→ DATA PROVIDED
※ ※ ※

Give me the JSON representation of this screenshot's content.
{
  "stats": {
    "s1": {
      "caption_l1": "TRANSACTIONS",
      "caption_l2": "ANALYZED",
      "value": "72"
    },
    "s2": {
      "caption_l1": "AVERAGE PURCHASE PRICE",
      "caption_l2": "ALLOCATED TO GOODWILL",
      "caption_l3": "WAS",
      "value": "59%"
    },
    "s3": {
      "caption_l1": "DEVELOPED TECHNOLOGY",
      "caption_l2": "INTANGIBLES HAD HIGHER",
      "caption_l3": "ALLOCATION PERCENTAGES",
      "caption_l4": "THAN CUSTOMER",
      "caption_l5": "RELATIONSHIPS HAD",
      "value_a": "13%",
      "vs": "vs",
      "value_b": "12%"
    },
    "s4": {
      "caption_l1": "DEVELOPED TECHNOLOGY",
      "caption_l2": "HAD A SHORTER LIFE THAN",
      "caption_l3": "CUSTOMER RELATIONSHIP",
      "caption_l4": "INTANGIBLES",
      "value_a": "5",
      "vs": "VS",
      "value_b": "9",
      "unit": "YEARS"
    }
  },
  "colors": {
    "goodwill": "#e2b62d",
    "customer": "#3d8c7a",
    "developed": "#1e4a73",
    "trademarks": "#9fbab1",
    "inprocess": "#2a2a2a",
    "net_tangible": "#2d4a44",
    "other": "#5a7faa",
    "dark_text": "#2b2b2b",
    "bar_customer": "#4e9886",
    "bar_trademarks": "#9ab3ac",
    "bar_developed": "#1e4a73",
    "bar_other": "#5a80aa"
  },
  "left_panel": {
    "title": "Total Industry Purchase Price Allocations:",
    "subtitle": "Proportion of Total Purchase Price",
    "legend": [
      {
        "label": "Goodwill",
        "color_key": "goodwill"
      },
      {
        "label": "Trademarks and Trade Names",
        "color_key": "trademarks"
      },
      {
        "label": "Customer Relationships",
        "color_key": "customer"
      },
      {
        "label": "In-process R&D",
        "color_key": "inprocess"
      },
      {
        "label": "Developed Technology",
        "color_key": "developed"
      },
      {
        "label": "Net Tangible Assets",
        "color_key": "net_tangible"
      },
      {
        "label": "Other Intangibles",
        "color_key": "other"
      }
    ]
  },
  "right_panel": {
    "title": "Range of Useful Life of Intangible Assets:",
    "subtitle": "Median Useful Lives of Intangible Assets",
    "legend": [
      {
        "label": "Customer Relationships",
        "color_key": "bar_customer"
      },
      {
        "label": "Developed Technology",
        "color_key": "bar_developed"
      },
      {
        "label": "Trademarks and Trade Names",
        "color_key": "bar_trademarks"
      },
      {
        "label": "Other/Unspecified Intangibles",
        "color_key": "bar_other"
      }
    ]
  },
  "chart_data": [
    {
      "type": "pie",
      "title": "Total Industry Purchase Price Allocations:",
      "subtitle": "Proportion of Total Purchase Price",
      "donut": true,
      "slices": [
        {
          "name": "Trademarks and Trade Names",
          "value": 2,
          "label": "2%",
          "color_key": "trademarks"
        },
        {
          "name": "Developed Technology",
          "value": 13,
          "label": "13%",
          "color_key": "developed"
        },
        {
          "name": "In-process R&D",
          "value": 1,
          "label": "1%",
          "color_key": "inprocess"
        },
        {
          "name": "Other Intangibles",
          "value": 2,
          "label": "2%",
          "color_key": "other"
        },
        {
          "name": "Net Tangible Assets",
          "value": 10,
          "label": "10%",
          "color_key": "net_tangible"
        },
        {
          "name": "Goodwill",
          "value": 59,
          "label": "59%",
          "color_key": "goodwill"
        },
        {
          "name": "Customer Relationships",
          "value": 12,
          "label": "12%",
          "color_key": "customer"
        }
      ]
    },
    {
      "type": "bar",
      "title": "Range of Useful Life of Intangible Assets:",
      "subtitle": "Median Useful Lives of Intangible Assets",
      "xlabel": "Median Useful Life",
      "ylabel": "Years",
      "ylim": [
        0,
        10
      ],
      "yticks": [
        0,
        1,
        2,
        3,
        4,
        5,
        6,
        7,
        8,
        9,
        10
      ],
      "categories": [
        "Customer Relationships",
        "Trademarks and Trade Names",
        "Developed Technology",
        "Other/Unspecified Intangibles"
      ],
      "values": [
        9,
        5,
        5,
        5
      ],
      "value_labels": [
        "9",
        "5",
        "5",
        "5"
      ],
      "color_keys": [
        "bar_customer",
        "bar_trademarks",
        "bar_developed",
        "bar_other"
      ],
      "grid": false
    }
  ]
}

※ ※ ※

Return the entries above exactly as they appear.

Give me the JSON representation of this screenshot's content.
{
  "stats": {
    "s1": {
      "caption_l1": "TRANSACTIONS",
      "caption_l2": "ANALYZED",
      "value": "72"
    },
    "s2": {
      "caption_l1": "AVERAGE PURCHASE PRICE",
      "caption_l2": "ALLOCATED TO GOODWILL",
      "caption_l3": "WAS",
      "value": "59%"
    },
    "s3": {
      "caption_l1": "DEVELOPED TECHNOLOGY",
      "caption_l2": "INTANGIBLES HAD HIGHER",
      "caption_l3": "ALLOCATION PERCENTAGES",
      "caption_l4": "THAN CUSTOMER",
      "caption_l5": "RELATIONSHIPS HAD",
      "value_a": "13%",
      "vs": "vs",
      "value_b": "12%"
    },
    "s4": {
      "caption_l1": "DEVELOPED TECHNOLOGY",
      "caption_l2": "HAD A SHORTER LIFE THAN",
      "caption_l3": "CUSTOMER RELATIONSHIP",
      "caption_l4": "INTANGIBLES",
      "value_a": "5",
      "vs": "VS",
      "value_b": "9",
      "unit": "YEARS"
    }
  },
  "colors": {
    "goodwill": "#e2b62d",
    "customer": "#3d8c7a",
    "developed": "#1e4a73",
    "trademarks": "#9fbab1",
    "inprocess": "#2a2a2a",
    "net_tangible": "#2d4a44",
    "other": "#5a7faa",
    "dark_text": "#2b2b2b",
    "bar_customer": "#4e9886",
    "bar_trademarks": "#9ab3ac",
    "bar_developed": "#1e4a73",
    "bar_other": "#5a80aa"
  },
  "left_panel": {
    "title": "Total Industry Purchase Price Allocations:",
    "subtitle": "Proportion of Total Purchase Price",
    "legend": [
      {
        "label": "Goodwill",
        "color_key": "goodwill"
      },
      {
        "label": "Trademarks and Trade Names",
        "color_key": "trademarks"
      },
      {
        "label": "Customer Relationships",
        "color_key": "customer"
      },
      {
        "label": "In-process R&D",
        "color_key": "inprocess"
      },
      {
        "label": "Developed Technology",
        "color_key": "developed"
      },
      {
        "label": "Net Tangible Assets",
        "color_key": "net_tangible"
      },
      {
        "label": "Other Intangibles",
        "color_key": "other"
      }
    ]
  },
  "right_panel": {
    "title": "Range of Useful Life of Intangible Assets:",
    "subtitle": "Median Useful Lives of Intangible Assets",
    "legend": [
      {
        "label": "Customer Relationships",
        "color_key": "bar_customer"
      },
      {
        "label": "Developed Technology",
        "color_key": "bar_developed"
      },
      {
        "label": "Trademarks and Trade Names",
        "color_key": "bar_trademarks"
      },
      {
        "label": "Other/Unspecified Intangibles",
        "color_key": "bar_other"
      }
    ]
  },
  "chart_data": [
    {
      "type": "pie",
      "title": "Total Industry Purchase Price Allocations:",
      "subtitle": "Proportion of Total Purchase Price",
      "donut": true,
      "slices": [
        {
          "name": "Trademarks and Trade Names",
          "value": 2,
          "label": "2%",
          "color_key": "trademarks"
        },
        {
          "name": "Developed Technology",
          "value": 13,
          "label": "13%",
          "color_key": "developed"
        },
        {
          "name": "In-process R&D",
          "value": 1,
          "label": "1%",
          "color_key": "inprocess"
        },
        {
          "name": "Other Intangibles",
          "value": 2,
          "label": "2%",
          "color_key": "other"
        },
        {
          "name": "Net Tangible Assets",
          "value": 10,
          "label": "10%",
          "color_key": "net_tangible"
        },
        {
          "name": "Goodwill",
          "value": 59,
          "label": "59%",
          "color_key": "goodwill"
        },
        {
          "name": "Customer Relationships",
          "value": 12,
          "label": "12%",
          "color_key": "customer"
        }
      ]
    },
    {
      "type": "bar",
      "title": "Range of Useful Life of Intangible Assets:",
      "subtitle": "Median Useful Lives of Intangible Assets",
      "xlabel": "Median Useful Life",
      "ylabel": "Years",
      "ylim": [
        0,
        10
      ],
      "yticks": [
        0,
        1,
        2,
        3,
        4,
        5,
        6,
        7,
        8,
        9,
        10
      ],
      "categories": [
        "Customer Relationships",
        "Trademarks and Trade Names",
        "Developed Technology",
        "Other/Unspecified Intangibles"
      ],
      "values": [
        9,
        5,
        5,
        5
      ],
      "value_labels": [
        "9",
        "5",
        "5",
        "5"
      ],
      "color_keys": [
        "bar_customer",
        "bar_trademarks",
        "bar_developed",
        "bar_other"
      ],
      "grid": false
    }
  ]
}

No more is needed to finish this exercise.